» **THE EXERCISE**:
In the material below, find each line holding the string "Satisfaction" and copy it.

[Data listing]
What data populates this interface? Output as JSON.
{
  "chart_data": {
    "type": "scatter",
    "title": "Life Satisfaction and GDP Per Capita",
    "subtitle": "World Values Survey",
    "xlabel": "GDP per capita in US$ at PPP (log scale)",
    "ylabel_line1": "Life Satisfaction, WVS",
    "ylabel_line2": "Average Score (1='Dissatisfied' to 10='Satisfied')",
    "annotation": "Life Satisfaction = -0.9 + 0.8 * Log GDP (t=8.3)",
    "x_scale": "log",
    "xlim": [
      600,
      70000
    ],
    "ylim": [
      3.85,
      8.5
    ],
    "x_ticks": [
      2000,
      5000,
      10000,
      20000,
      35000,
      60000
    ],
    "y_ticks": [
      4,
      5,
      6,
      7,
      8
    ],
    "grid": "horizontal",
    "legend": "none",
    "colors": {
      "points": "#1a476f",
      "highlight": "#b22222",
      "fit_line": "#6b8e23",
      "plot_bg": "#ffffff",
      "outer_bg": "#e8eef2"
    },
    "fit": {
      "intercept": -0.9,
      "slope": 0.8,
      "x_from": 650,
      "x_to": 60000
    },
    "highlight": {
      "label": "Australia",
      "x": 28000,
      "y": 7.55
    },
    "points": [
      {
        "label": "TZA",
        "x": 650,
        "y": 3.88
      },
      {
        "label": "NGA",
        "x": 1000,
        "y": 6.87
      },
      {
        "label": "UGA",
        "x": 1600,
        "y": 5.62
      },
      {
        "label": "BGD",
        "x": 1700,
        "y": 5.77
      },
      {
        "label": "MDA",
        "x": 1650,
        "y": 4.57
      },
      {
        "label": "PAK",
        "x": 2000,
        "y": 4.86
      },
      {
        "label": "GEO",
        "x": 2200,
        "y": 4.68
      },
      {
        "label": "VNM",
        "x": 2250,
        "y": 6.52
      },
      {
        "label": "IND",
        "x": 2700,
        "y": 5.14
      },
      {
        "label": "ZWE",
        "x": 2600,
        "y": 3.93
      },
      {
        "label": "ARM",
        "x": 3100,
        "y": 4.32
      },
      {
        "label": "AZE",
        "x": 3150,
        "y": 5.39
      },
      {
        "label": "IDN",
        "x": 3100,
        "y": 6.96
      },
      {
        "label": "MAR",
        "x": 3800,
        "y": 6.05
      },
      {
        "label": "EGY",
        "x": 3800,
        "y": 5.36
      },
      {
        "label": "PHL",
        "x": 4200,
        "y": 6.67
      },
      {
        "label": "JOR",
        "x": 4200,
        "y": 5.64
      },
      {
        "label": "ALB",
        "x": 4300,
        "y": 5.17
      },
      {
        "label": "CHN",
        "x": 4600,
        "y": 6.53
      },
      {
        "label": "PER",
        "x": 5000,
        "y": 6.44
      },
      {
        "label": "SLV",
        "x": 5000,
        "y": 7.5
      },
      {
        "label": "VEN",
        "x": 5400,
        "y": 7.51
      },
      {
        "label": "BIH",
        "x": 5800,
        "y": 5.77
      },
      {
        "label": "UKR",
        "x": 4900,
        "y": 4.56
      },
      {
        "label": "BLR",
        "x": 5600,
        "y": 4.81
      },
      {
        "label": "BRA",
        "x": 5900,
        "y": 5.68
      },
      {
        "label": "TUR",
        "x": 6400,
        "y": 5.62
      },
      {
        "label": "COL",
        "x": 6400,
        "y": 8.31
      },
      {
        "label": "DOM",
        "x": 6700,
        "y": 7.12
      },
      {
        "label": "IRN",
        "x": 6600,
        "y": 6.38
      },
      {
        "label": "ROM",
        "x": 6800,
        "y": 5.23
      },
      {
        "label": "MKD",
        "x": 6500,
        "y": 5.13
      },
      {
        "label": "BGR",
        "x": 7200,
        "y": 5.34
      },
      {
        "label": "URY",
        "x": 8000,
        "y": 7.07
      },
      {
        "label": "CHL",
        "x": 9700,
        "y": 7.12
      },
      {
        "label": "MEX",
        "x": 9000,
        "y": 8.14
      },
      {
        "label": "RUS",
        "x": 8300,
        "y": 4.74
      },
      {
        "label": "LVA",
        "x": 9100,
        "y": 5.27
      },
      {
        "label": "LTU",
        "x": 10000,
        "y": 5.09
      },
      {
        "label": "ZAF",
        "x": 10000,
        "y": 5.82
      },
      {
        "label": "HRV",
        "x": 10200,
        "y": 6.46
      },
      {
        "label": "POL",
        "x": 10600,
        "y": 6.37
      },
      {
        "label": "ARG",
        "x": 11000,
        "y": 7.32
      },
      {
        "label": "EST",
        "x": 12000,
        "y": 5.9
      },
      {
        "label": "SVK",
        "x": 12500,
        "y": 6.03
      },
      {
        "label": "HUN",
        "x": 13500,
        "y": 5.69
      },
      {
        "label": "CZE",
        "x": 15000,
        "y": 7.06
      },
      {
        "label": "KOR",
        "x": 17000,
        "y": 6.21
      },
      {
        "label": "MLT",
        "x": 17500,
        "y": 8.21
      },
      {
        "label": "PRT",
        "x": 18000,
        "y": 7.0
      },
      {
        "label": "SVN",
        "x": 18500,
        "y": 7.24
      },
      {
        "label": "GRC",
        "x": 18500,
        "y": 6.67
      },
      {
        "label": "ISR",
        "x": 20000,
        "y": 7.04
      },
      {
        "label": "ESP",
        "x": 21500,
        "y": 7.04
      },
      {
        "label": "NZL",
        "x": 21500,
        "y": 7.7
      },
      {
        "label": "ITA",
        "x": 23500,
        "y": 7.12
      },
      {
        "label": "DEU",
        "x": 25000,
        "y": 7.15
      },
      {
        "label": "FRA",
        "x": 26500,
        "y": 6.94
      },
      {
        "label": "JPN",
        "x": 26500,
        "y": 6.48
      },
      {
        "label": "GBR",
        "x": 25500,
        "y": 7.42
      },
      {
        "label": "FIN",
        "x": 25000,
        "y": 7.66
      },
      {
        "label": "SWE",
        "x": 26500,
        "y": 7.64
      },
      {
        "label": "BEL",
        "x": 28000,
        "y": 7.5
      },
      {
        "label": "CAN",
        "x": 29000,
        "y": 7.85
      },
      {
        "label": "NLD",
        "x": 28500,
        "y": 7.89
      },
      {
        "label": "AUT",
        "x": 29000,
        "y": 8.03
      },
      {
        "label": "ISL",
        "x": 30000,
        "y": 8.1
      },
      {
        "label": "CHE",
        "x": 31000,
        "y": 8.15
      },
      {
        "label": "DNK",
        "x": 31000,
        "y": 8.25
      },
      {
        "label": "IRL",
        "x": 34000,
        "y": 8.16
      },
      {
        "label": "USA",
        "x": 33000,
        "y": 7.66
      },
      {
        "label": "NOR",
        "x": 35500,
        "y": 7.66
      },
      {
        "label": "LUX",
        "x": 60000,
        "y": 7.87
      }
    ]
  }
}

» **SOLUTION**:
    "title": "Life Satisfaction and GDP Per Capita",
    "ylabel_line1": "Life Satisfaction, WVS",
    "annotation": "Life Satisfaction = -0.9 + 0.8 * Log GDP (t=8.3)",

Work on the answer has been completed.